Produce a word-for-word copy of the listing below without its pictures.

# Source records start

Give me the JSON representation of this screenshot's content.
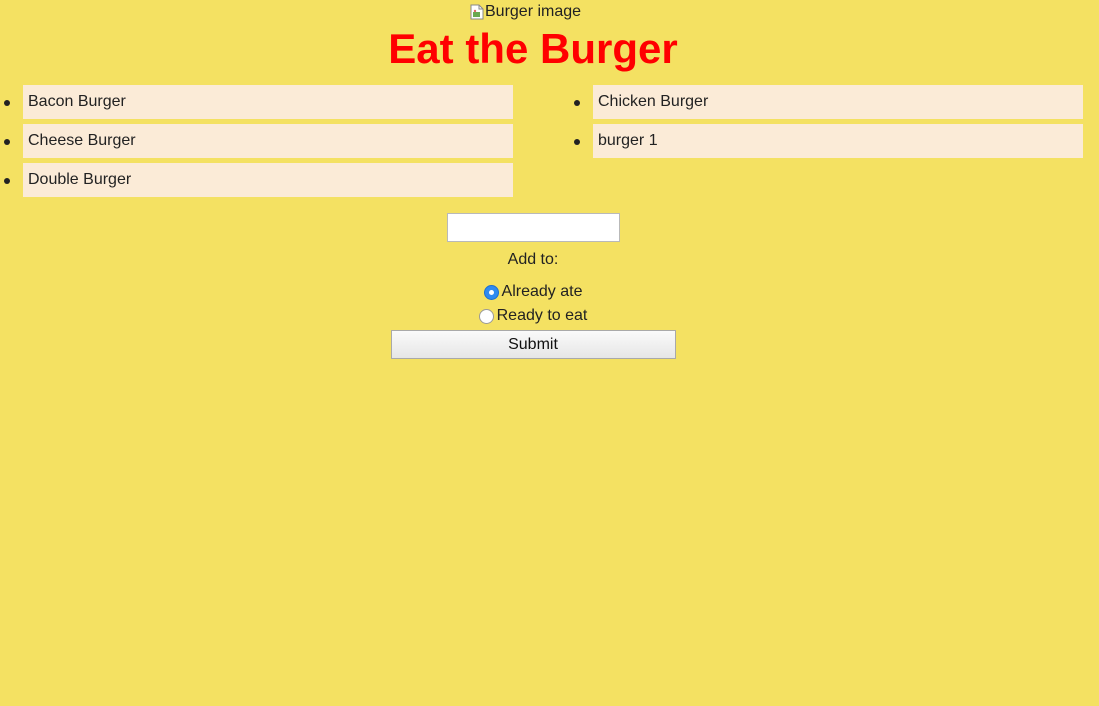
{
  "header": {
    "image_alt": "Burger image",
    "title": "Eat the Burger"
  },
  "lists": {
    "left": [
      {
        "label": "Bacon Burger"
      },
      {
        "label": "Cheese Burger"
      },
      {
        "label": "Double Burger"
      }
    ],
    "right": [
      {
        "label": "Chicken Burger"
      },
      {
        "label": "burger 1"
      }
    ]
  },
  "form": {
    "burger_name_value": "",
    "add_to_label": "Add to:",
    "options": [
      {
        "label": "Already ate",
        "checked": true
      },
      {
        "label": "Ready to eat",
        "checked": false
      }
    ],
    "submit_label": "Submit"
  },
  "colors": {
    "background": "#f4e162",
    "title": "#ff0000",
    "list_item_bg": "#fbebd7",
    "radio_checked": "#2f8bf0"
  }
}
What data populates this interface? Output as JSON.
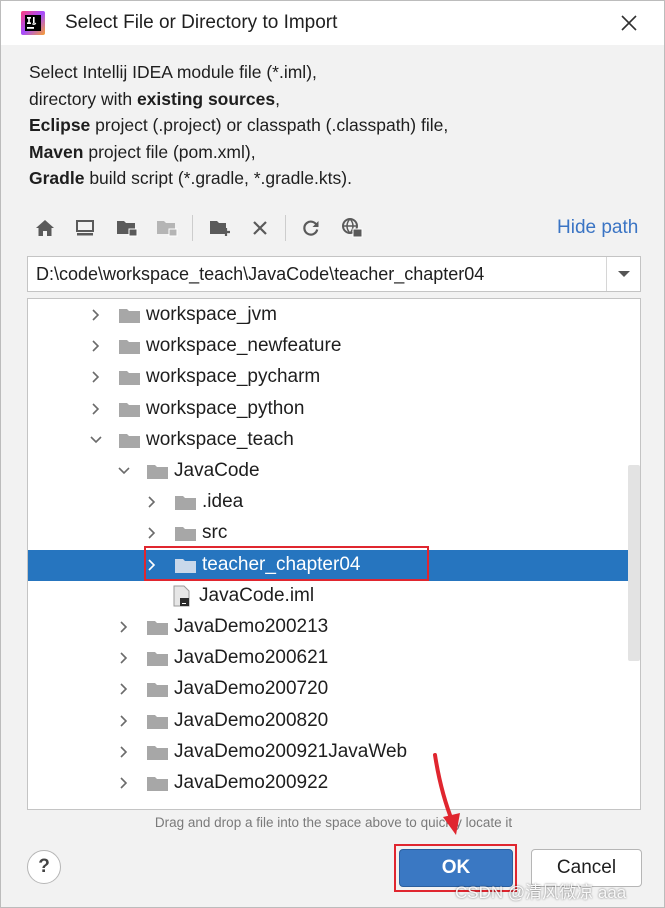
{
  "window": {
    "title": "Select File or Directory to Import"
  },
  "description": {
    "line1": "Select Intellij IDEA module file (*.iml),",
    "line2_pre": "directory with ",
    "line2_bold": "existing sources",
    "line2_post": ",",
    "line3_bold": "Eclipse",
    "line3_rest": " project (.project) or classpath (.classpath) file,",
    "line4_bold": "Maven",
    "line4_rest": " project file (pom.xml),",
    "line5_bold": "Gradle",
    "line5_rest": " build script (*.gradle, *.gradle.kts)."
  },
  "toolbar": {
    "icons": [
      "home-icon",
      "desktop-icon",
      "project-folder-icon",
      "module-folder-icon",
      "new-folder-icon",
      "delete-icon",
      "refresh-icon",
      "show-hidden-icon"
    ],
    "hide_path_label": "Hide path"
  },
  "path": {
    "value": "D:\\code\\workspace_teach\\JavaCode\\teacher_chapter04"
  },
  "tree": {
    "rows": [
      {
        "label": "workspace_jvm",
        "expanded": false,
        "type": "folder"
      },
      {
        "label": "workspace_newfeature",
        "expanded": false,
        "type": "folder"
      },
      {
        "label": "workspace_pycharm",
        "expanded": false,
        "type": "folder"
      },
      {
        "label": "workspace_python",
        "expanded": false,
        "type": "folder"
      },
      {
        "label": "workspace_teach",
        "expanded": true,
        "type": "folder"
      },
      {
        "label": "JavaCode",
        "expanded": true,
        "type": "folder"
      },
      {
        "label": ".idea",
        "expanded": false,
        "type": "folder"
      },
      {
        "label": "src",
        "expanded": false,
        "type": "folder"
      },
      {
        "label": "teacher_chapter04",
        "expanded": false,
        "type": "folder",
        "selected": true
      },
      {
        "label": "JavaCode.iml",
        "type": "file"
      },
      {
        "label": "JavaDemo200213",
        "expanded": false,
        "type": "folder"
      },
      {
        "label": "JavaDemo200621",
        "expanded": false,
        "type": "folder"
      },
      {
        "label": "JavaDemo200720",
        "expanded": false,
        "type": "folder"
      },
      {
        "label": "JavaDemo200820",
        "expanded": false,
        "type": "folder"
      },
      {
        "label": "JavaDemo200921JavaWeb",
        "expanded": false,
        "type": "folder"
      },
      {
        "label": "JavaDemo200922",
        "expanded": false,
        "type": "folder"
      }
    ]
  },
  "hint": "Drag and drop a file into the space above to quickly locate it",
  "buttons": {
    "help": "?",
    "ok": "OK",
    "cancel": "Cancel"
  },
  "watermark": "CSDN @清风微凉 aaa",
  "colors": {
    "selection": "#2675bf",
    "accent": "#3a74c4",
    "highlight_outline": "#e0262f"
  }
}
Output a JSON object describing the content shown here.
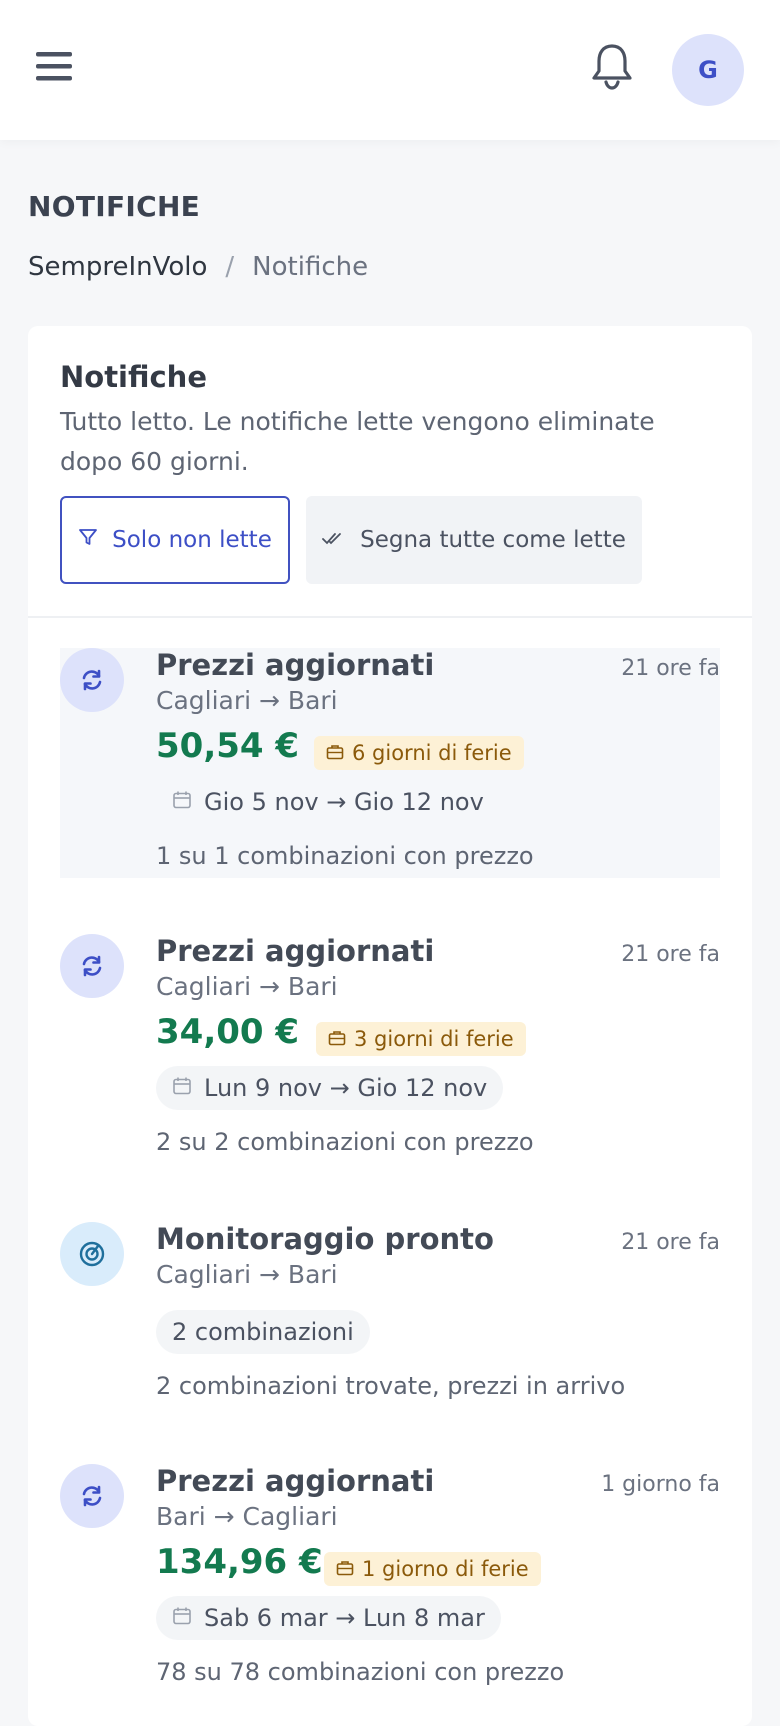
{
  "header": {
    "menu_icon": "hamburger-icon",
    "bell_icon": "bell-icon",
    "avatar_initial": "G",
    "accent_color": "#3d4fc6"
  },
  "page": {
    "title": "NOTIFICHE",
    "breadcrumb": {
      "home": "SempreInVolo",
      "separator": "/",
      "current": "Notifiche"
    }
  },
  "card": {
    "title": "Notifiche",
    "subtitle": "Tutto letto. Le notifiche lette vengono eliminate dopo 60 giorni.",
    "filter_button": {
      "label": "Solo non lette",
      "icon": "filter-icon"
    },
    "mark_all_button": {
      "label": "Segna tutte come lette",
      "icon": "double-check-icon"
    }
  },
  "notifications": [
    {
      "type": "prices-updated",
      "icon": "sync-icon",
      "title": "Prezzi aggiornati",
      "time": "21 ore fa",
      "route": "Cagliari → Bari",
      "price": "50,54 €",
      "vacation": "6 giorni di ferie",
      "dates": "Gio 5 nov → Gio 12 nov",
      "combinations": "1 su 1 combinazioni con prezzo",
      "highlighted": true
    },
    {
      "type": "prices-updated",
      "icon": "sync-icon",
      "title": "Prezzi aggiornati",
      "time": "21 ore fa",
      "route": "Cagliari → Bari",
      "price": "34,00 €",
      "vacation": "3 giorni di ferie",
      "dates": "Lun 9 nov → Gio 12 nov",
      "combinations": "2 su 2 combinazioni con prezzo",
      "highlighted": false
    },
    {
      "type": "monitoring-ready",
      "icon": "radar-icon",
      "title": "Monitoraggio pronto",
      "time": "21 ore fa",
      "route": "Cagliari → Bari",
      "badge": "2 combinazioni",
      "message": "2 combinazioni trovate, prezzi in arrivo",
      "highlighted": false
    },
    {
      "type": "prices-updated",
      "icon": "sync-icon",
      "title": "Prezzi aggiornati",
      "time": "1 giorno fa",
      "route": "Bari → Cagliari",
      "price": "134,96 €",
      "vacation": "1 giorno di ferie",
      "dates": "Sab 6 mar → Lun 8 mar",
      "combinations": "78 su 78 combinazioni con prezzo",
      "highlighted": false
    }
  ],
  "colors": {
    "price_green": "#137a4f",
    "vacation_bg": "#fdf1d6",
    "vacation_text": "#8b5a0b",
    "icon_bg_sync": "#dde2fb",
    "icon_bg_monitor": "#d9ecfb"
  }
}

# Source records end

#### [Result of the exercise]
Give me the JSON representation of this screenshot's content.
{
  "header": {
    "image_alt": "Burger image",
    "title": "Eat the Burger"
  },
  "lists": {
    "left": [
      {
        "label": "Bacon Burger"
      },
      {
        "label": "Cheese Burger"
      },
      {
        "label": "Double Burger"
      }
    ],
    "right": [
      {
        "label": "Chicken Burger"
      },
      {
        "label": "burger 1"
      }
    ]
  },
  "form": {
    "burger_name_value": "",
    "add_to_label": "Add to:",
    "options": [
      {
        "label": "Already ate",
        "checked": true
      },
      {
        "label": "Ready to eat",
        "checked": false
      }
    ],
    "submit_label": "Submit"
  },
  "colors": {
    "background": "#f4e162",
    "title": "#ff0000",
    "list_item_bg": "#fbebd7",
    "radio_checked": "#2f8bf0"
  }
}
What data populates this interface? Output as JSON.
{
  "window": {
    "title": "Select File or Directory to Import"
  },
  "description": {
    "line1": "Select Intellij IDEA module file (*.iml),",
    "line2_pre": "directory with ",
    "line2_bold": "existing sources",
    "line2_post": ",",
    "line3_bold": "Eclipse",
    "line3_rest": " project (.project) or classpath (.classpath) file,",
    "line4_bold": "Maven",
    "line4_rest": " project file (pom.xml),",
    "line5_bold": "Gradle",
    "line5_rest": " build script (*.gradle, *.gradle.kts)."
  },
  "toolbar": {
    "icons": [
      "home-icon",
      "desktop-icon",
      "project-folder-icon",
      "module-folder-icon",
      "new-folder-icon",
      "delete-icon",
      "refresh-icon",
      "show-hidden-icon"
    ],
    "hide_path_label": "Hide path"
  },
  "path": {
    "value": "D:\\code\\workspace_teach\\JavaCode\\teacher_chapter04"
  },
  "tree": {
    "rows": [
      {
        "label": "workspace_jvm",
        "expanded": false,
        "type": "folder"
      },
      {
        "label": "workspace_newfeature",
        "expanded": false,
        "type": "folder"
      },
      {
        "label": "workspace_pycharm",
        "expanded": false,
        "type": "folder"
      },
      {
        "label": "workspace_python",
        "expanded": false,
        "type": "folder"
      },
      {
        "label": "workspace_teach",
        "expanded": true,
        "type": "folder"
      },
      {
        "label": "JavaCode",
        "expanded": true,
        "type": "folder"
      },
      {
        "label": ".idea",
        "expanded": false,
        "type": "folder"
      },
      {
        "label": "src",
        "expanded": false,
        "type": "folder"
      },
      {
        "label": "teacher_chapter04",
        "expanded": false,
        "type": "folder",
        "selected": true
      },
      {
        "label": "JavaCode.iml",
        "type": "file"
      },
      {
        "label": "JavaDemo200213",
        "expanded": false,
        "type": "folder"
      },
      {
        "label": "JavaDemo200621",
        "expanded": false,
        "type": "folder"
      },
      {
        "label": "JavaDemo200720",
        "expanded": false,
        "type": "folder"
      },
      {
        "label": "JavaDemo200820",
        "expanded": false,
        "type": "folder"
      },
      {
        "label": "JavaDemo200921JavaWeb",
        "expanded": false,
        "type": "folder"
      },
      {
        "label": "JavaDemo200922",
        "expanded": false,
        "type": "folder"
      }
    ]
  },
  "hint": "Drag and drop a file into the space above to quickly locate it",
  "buttons": {
    "help": "?",
    "ok": "OK",
    "cancel": "Cancel"
  },
  "watermark": "CSDN @清风微凉 aaa",
  "colors": {
    "selection": "#2675bf",
    "accent": "#3a74c4",
    "highlight_outline": "#e0262f"
  }
}
Output a JSON object describing the content shown here.
{
  "header": {
    "menu_icon": "hamburger-icon",
    "bell_icon": "bell-icon",
    "avatar_initial": "G",
    "accent_color": "#3d4fc6"
  },
  "page": {
    "title": "NOTIFICHE",
    "breadcrumb": {
      "home": "SempreInVolo",
      "separator": "/",
      "current": "Notifiche"
    }
  },
  "card": {
    "title": "Notifiche",
    "subtitle": "Tutto letto. Le notifiche lette vengono eliminate dopo 60 giorni.",
    "filter_button": {
      "label": "Solo non lette",
      "icon": "filter-icon"
    },
    "mark_all_button": {
      "label": "Segna tutte come lette",
      "icon": "double-check-icon"
    }
  },
  "notifications": [
    {
      "type": "prices-updated",
      "icon": "sync-icon",
      "title": "Prezzi aggiornati",
      "time": "21 ore fa",
      "route": "Cagliari → Bari",
      "price": "50,54 €",
      "vacation": "6 giorni di ferie",
      "dates": "Gio 5 nov → Gio 12 nov",
      "combinations": "1 su 1 combinazioni con prezzo",
      "highlighted": true
    },
    {
      "type": "prices-updated",
      "icon": "sync-icon",
      "title": "Prezzi aggiornati",
      "time": "21 ore fa",
      "route": "Cagliari → Bari",
      "price": "34,00 €",
      "vacation": "3 giorni di ferie",
      "dates": "Lun 9 nov → Gio 12 nov",
      "combinations": "2 su 2 combinazioni con prezzo",
      "highlighted": false
    },
    {
      "type": "monitoring-ready",
      "icon": "radar-icon",
      "title": "Monitoraggio pronto",
      "time": "21 ore fa",
      "route": "Cagliari → Bari",
      "badge": "2 combinazioni",
      "message": "2 combinazioni trovate, prezzi in arrivo",
      "highlighted": false
    },
    {
      "type": "prices-updated",
      "icon": "sync-icon",
      "title": "Prezzi aggiornati",
      "time": "1 giorno fa",
      "route": "Bari → Cagliari",
      "price": "134,96 €",
      "vacation": "1 giorno di ferie",
      "dates": "Sab 6 mar → Lun 8 mar",
      "combinations": "78 su 78 combinazioni con prezzo",
      "highlighted": false
    }
  ],
  "colors": {
    "price_green": "#137a4f",
    "vacation_bg": "#fdf1d6",
    "vacation_text": "#8b5a0b",
    "icon_bg_sync": "#dde2fb",
    "icon_bg_monitor": "#d9ecfb"
  }
}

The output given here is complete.